* [Brief]:
Please transcribe the data that follows without the pictures, keeping every word the same.

* [Raw records]:
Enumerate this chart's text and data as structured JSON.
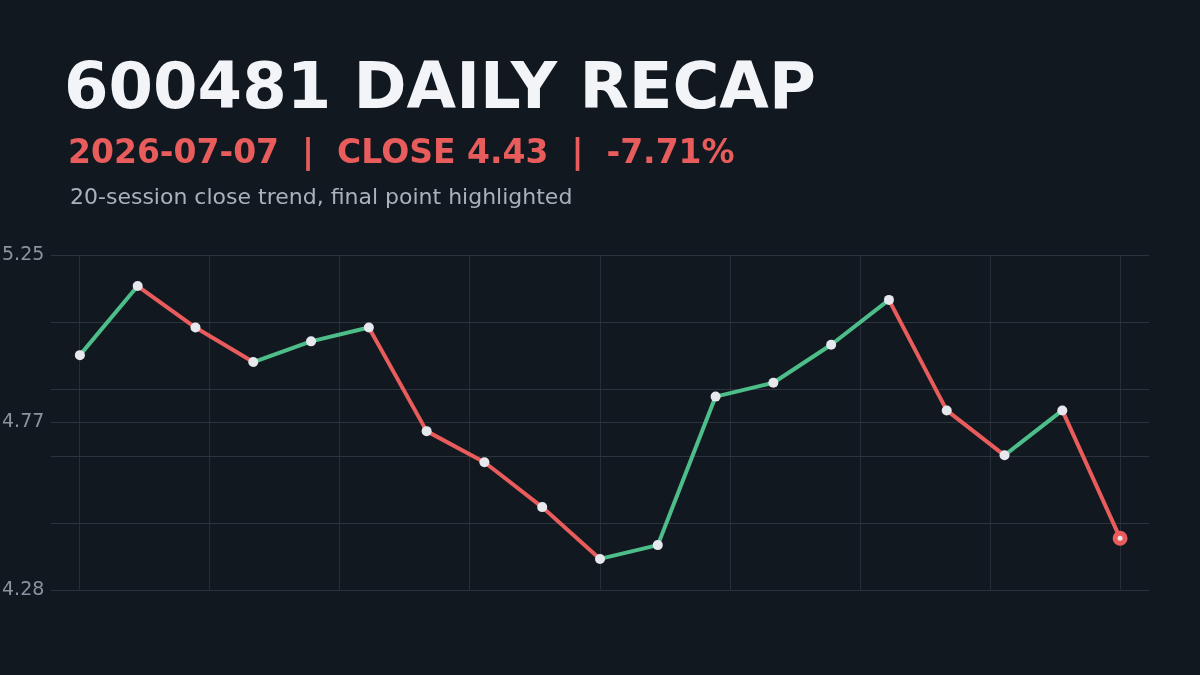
{
  "chart_data": {
    "type": "line",
    "title": "600481 DAILY RECAP",
    "subtitle": "2026-07-07  |  CLOSE 4.43  |  -7.71%",
    "annotations": [
      "20-session close trend, final point highlighted"
    ],
    "categories": [
      null,
      null,
      null,
      null,
      null,
      null,
      null,
      null,
      null,
      null,
      null,
      null,
      null,
      null,
      null,
      null,
      null,
      null,
      null
    ],
    "series": [
      {
        "color": "#4dbd8a",
        "marker": "none",
        "values": [
          4.96,
          5.16,
          null,
          null,
          null,
          null,
          null,
          null,
          null,
          null,
          null,
          null,
          null,
          null,
          null,
          null,
          null,
          null,
          null
        ]
      },
      {
        "color": "#e85c5c",
        "marker": "none",
        "values": [
          null,
          5.16,
          5.04,
          4.94,
          null,
          null,
          null,
          null,
          null,
          null,
          null,
          null,
          null,
          null,
          null,
          null,
          null,
          null,
          null
        ]
      },
      {
        "color": "#4dbd8a",
        "marker": "none",
        "values": [
          null,
          null,
          null,
          4.94,
          5.0,
          5.04,
          null,
          null,
          null,
          null,
          null,
          null,
          null,
          null,
          null,
          null,
          null,
          null,
          null
        ]
      },
      {
        "color": "#e85c5c",
        "marker": "none",
        "values": [
          null,
          null,
          null,
          null,
          null,
          5.04,
          4.74,
          4.65,
          4.52,
          4.37,
          null,
          null,
          null,
          null,
          null,
          null,
          null,
          null,
          null
        ]
      },
      {
        "color": "#4dbd8a",
        "marker": "none",
        "values": [
          null,
          null,
          null,
          null,
          null,
          null,
          null,
          null,
          null,
          4.37,
          4.41,
          4.84,
          4.88,
          4.99,
          5.12,
          null,
          null,
          null,
          null
        ]
      },
      {
        "color": "#e85c5c",
        "marker": "none",
        "values": [
          null,
          null,
          null,
          null,
          null,
          null,
          null,
          null,
          null,
          null,
          null,
          null,
          null,
          null,
          5.12,
          4.8,
          4.67,
          null,
          null
        ]
      },
      {
        "color": "#4dbd8a",
        "marker": "none",
        "values": [
          null,
          null,
          null,
          null,
          null,
          null,
          null,
          null,
          null,
          null,
          null,
          null,
          null,
          null,
          null,
          null,
          4.67,
          4.8,
          null
        ]
      },
      {
        "color": "#e85c5c",
        "marker": "none",
        "values": [
          null,
          null,
          null,
          null,
          null,
          null,
          null,
          null,
          null,
          null,
          null,
          null,
          null,
          null,
          null,
          null,
          null,
          4.8,
          4.43
        ]
      },
      {
        "type": "scatter",
        "marker": "circle",
        "color": "#e6e8ee",
        "colors": [
          "#e6e8ee",
          "#e6e8ee",
          "#e6e8ee",
          "#e6e8ee",
          "#e6e8ee",
          "#e6e8ee",
          "#e6e8ee",
          "#e6e8ee",
          "#e6e8ee",
          "#e6e8ee",
          "#e6e8ee",
          "#e6e8ee",
          "#e6e8ee",
          "#e6e8ee",
          "#e6e8ee",
          "#e6e8ee",
          "#e6e8ee",
          "#e6e8ee",
          "#e85c5c"
        ],
        "values": [
          4.96,
          5.16,
          5.04,
          4.94,
          5.0,
          5.04,
          4.74,
          4.65,
          4.52,
          4.37,
          4.41,
          4.84,
          4.88,
          4.99,
          5.12,
          4.8,
          4.67,
          4.8,
          4.43
        ]
      }
    ],
    "ylim": [
      4.28,
      5.25
    ],
    "yticks": [
      4.28,
      {
        "value": 4.474,
        "label": null
      },
      {
        "value": 4.668,
        "label": null
      },
      {
        "value": 4.765,
        "label": "4.77"
      },
      {
        "value": 4.862,
        "label": null
      },
      {
        "value": 5.056,
        "label": null
      },
      5.25
    ],
    "grid": true,
    "line_style": "solid",
    "legend": false
  }
}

* [Correct result]:
Enumerate this chart's text and data as structured JSON.
{
  "chart_data": {
    "type": "line",
    "title": "600481 DAILY RECAP",
    "subtitle": "2026-07-07  |  CLOSE 4.43  |  -7.71%",
    "annotations": [
      "20-session close trend, final point highlighted"
    ],
    "categories": [
      null,
      null,
      null,
      null,
      null,
      null,
      null,
      null,
      null,
      null,
      null,
      null,
      null,
      null,
      null,
      null,
      null,
      null,
      null
    ],
    "series": [
      {
        "color": "#4dbd8a",
        "marker": "none",
        "values": [
          4.96,
          5.16,
          null,
          null,
          null,
          null,
          null,
          null,
          null,
          null,
          null,
          null,
          null,
          null,
          null,
          null,
          null,
          null,
          null
        ]
      },
      {
        "color": "#e85c5c",
        "marker": "none",
        "values": [
          null,
          5.16,
          5.04,
          4.94,
          null,
          null,
          null,
          null,
          null,
          null,
          null,
          null,
          null,
          null,
          null,
          null,
          null,
          null,
          null
        ]
      },
      {
        "color": "#4dbd8a",
        "marker": "none",
        "values": [
          null,
          null,
          null,
          4.94,
          5.0,
          5.04,
          null,
          null,
          null,
          null,
          null,
          null,
          null,
          null,
          null,
          null,
          null,
          null,
          null
        ]
      },
      {
        "color": "#e85c5c",
        "marker": "none",
        "values": [
          null,
          null,
          null,
          null,
          null,
          5.04,
          4.74,
          4.65,
          4.52,
          4.37,
          null,
          null,
          null,
          null,
          null,
          null,
          null,
          null,
          null
        ]
      },
      {
        "color": "#4dbd8a",
        "marker": "none",
        "values": [
          null,
          null,
          null,
          null,
          null,
          null,
          null,
          null,
          null,
          4.37,
          4.41,
          4.84,
          4.88,
          4.99,
          5.12,
          null,
          null,
          null,
          null
        ]
      },
      {
        "color": "#e85c5c",
        "marker": "none",
        "values": [
          null,
          null,
          null,
          null,
          null,
          null,
          null,
          null,
          null,
          null,
          null,
          null,
          null,
          null,
          5.12,
          4.8,
          4.67,
          null,
          null
        ]
      },
      {
        "color": "#4dbd8a",
        "marker": "none",
        "values": [
          null,
          null,
          null,
          null,
          null,
          null,
          null,
          null,
          null,
          null,
          null,
          null,
          null,
          null,
          null,
          null,
          4.67,
          4.8,
          null
        ]
      },
      {
        "color": "#e85c5c",
        "marker": "none",
        "values": [
          null,
          null,
          null,
          null,
          null,
          null,
          null,
          null,
          null,
          null,
          null,
          null,
          null,
          null,
          null,
          null,
          null,
          4.8,
          4.43
        ]
      },
      {
        "type": "scatter",
        "marker": "circle",
        "color": "#e6e8ee",
        "colors": [
          "#e6e8ee",
          "#e6e8ee",
          "#e6e8ee",
          "#e6e8ee",
          "#e6e8ee",
          "#e6e8ee",
          "#e6e8ee",
          "#e6e8ee",
          "#e6e8ee",
          "#e6e8ee",
          "#e6e8ee",
          "#e6e8ee",
          "#e6e8ee",
          "#e6e8ee",
          "#e6e8ee",
          "#e6e8ee",
          "#e6e8ee",
          "#e6e8ee",
          "#e85c5c"
        ],
        "values": [
          4.96,
          5.16,
          5.04,
          4.94,
          5.0,
          5.04,
          4.74,
          4.65,
          4.52,
          4.37,
          4.41,
          4.84,
          4.88,
          4.99,
          5.12,
          4.8,
          4.67,
          4.8,
          4.43
        ]
      }
    ],
    "ylim": [
      4.28,
      5.25
    ],
    "yticks": [
      4.28,
      {
        "value": 4.474,
        "label": null
      },
      {
        "value": 4.668,
        "label": null
      },
      {
        "value": 4.765,
        "label": "4.77"
      },
      {
        "value": 4.862,
        "label": null
      },
      {
        "value": 5.056,
        "label": null
      },
      5.25
    ],
    "grid": true,
    "line_style": "solid",
    "legend": false
  }
}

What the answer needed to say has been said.